■ OBJECTIF 1 ■
Recopie les lignes de données depuis celle qui contient "- data-point-diamond: [756, 89, 781, 114]" jusqu'à celle qui contient "- y-tick-label: 10: [60, 279, 82, 301]", toutes deux comprises, en remplaçant "x-tick-label" par "x-axis-label" et sans rien modifier d'autre.

■ EXTRAIT DU DOCUMENT ■
══════════

Une optimisation aux allures de fraude fiscale
Le même rapport financier de la filiale concernée souligne que ce redressement fiscal se base sur le décret exécutif 15-182. Ce décret modifie et complète le décret exécutif n° 08-01 du 2 janvier 2008 fixant la liste des activités pouvant être consolidées. Cela inclut les modalités de mise en œuvre de la consolidation des résultats et l’application du taux réduit de l’impôt complémentaire sur le résultat (ICR).
Ce décret, qui se réfère à la «loi Khelil» (05-07) relative aux hydrocarbures, n’a pas abrogé la disposition selon laquelle les compagnies pétro-gazières peuvent agréger leurs comptes dans une situation d’ensemble. Il limite la possibilité de consolidation fiscale uniquement aux gisements en phase d’exploitation.
L’administration fiscale conteste les exonérations que la compagnie italienne s’était attribuées. Elle avait intégré les comptes de l’ensemble des gisements sur lesquels elle opère, bien que ce décret stipule la présentation des comptes gisement par gisement. C’est-à-dire, les charges ne peuvent être exonérées d’impôts pour l’ensemble des gisements mais seulement là où la compagnie avait effectué des investissements.
Les actifs algériens de la compagnie italienne sont détenus par trois sociétés domiciliées aux Pays-Bas, à savoir ENI Algeria Exploration BV, ENI Algeria Production BV et ENI Algeria Ltd Sarl. Aussi, par une société domiciliée au Royaume-Uni, ENI Oil Algeria Limited, et une société domiciliée au Delaware, First Calgary Petroleums LP.

══════════

(Entrées de données extraites)
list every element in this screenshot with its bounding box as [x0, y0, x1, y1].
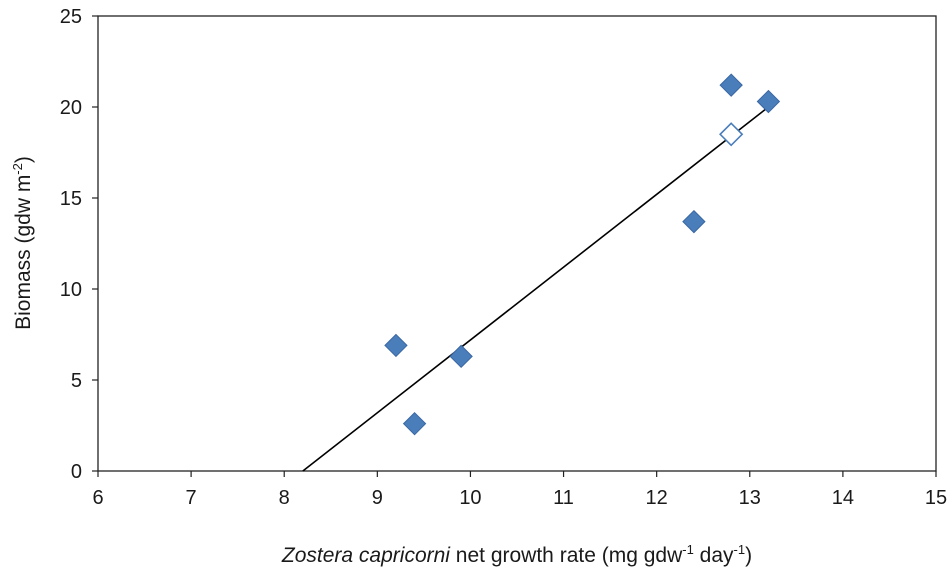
- data-point-diamond: [756, 89, 781, 114]
- data-point-diamond: [402, 411, 427, 436]
- x-tick-label: 13: [739, 487, 761, 509]
- data-point-diamond: [384, 333, 408, 358]
- trendline: [302, 106, 769, 472]
- x-tick-label: 15: [925, 487, 947, 509]
- x-axis-ticks: 6 7 8 9 10 11 12 13 14 15: [92, 471, 947, 509]
- data-point-open-diamond: [719, 122, 744, 147]
- y-tick-label: 0: [71, 461, 82, 483]
- y-tick-label: 15: [60, 188, 82, 210]
- x-tick-label: 10: [459, 487, 481, 509]
- x-tick-label: 11: [553, 487, 574, 509]
- trendline-layer: [302, 106, 769, 472]
- x-tick-label: 14: [832, 487, 854, 509]
- x-tick-label: 6: [92, 487, 103, 509]
- y-tick-label: 10: [60, 279, 82, 301]
- data-point-diamond: [682, 209, 706, 234]
- plot-area: [97, 15, 937, 472]
- x-axis-title: Zostera capricorni net growth rate (mg g…: [281, 542, 752, 567]
- data-points-layer: [384, 73, 781, 436]
- x-tick-label: 7: [186, 487, 197, 509]
- y-tick-label: 20: [60, 97, 82, 119]
- x-tick-label: 8: [279, 487, 290, 509]
- y-axis-title: Biomass (gdw m-2): [10, 156, 35, 330]
- x-tick-label: 12: [646, 487, 668, 509]
- data-point-diamond: [449, 344, 473, 369]
- data-point-diamond: [719, 73, 743, 97]
- y-axis-ticks: 0 5 10 15 20 25: [60, 6, 98, 483]
- y-tick-label: 5: [71, 370, 82, 392]
- y-tick-label: 25: [60, 6, 82, 28]
- x-tick-label: 9: [372, 487, 383, 509]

══════════

■ OBJECTIF 2 ■
Poursuis le texte sur le redressement fiscal de la compagnie italienne en Algérie à partir de sa dernière phrase.

■ RÉSULTAT 1 ■
- data-point-diamond: [756, 89, 781, 114]
- data-point-diamond: [402, 411, 427, 436]
- x-axis-label: 13: [739, 487, 761, 509]
- data-point-diamond: [384, 333, 408, 358]
- trendline: [302, 106, 769, 472]
- x-axis-label: 15: [925, 487, 947, 509]
- x-axis-ticks: 6 7 8 9 10 11 12 13 14 15: [92, 471, 947, 509]
- data-point-open-diamond: [719, 122, 744, 147]
- y-tick-label: 0: [71, 461, 82, 483]
- y-tick-label: 15: [60, 188, 82, 210]
- x-axis-label: 10: [459, 487, 481, 509]
- x-axis-label: 11: [553, 487, 574, 509]
- trendline-layer: [302, 106, 769, 472]
- x-axis-label: 14: [832, 487, 854, 509]
- x-axis-label: 6: [92, 487, 103, 509]
- y-tick-label: 10: [60, 279, 82, 301]

■ RÉSULTAT 2 ■
Grâce à ce montage offshore basé sur des sociétés domiciliées aux Pays-Bas, au Royaume-Uni et au Delaware, ENI optimise ses revenus.
L’Etat des Pays-Bas ne taxe pas les bénéfices qui entrent et sortent de son territoire. Cela permet d’extraire ces bénéfices hors des pays où ils ont été réalisés sans payer d’impôt sur les sociétés ou très peu. En l’espèce, il s’agit de transférer une partie des bénéfices réalisés par sa filiale qui opère en Algérie vers une autre filiale néerlandaise. C’est dans le but de les rapatrier dans la juridiction du siège social de la compagnie ou ailleurs vers un paradis fiscal.
En 2019, ENI Exploration Algeria a généré 520,27 millions USD de revenus et payé 239,66 millions USD d’impôts et taxes en Algérie. Cela représente un taux d’imposition effectif de 46%. Les bénéfices dégagés par ENI après impôts s’élèvent à 48,19 millions USD sur lesquels elle ne paie aucun impôt aux Pays-Bas.
En 2019, ENI Production Algeria a réalisé 124,19 millions USD et payé 44,31 millions USD en Algérie, soit un taux d’imposition effectif de 35%. Les bénéfices de cette filiale sont de l’ordre de 22,65 millions USD pour lesquels elle ne paie aucun impôt aux Pays-Bas.
En 2019, ENI Oil Algeria a vendu pour 694,19 millions USD, indiquant qu’elle aurait payé 371,19 millions d’impôts et taxes en Algérie, soit un taux effectif de 53%. Les bénéfices dégagés par cette filiale sont de 162,86 millions USD pour lesquels elle ne paie aucun impôt au Royaume-Uni.
Le taux d’imposition sur les sociétés au Royaume-Uni est de 19%. Toutefois, les impôts payés par ENI en Algérie génèrent un allègement suffisant de la double imposition qui l’exonère totalement de cet impôt britannique.
Mensonge
Les paiements indiqués dans le rapport 2019 sur les paiements aux gouvernements ne corroborent pas ceux affichés dans les bilans de ces trois filiales. Ces filiales détiennent l’essentiel des actifs de la compagnie ENI en Algérie.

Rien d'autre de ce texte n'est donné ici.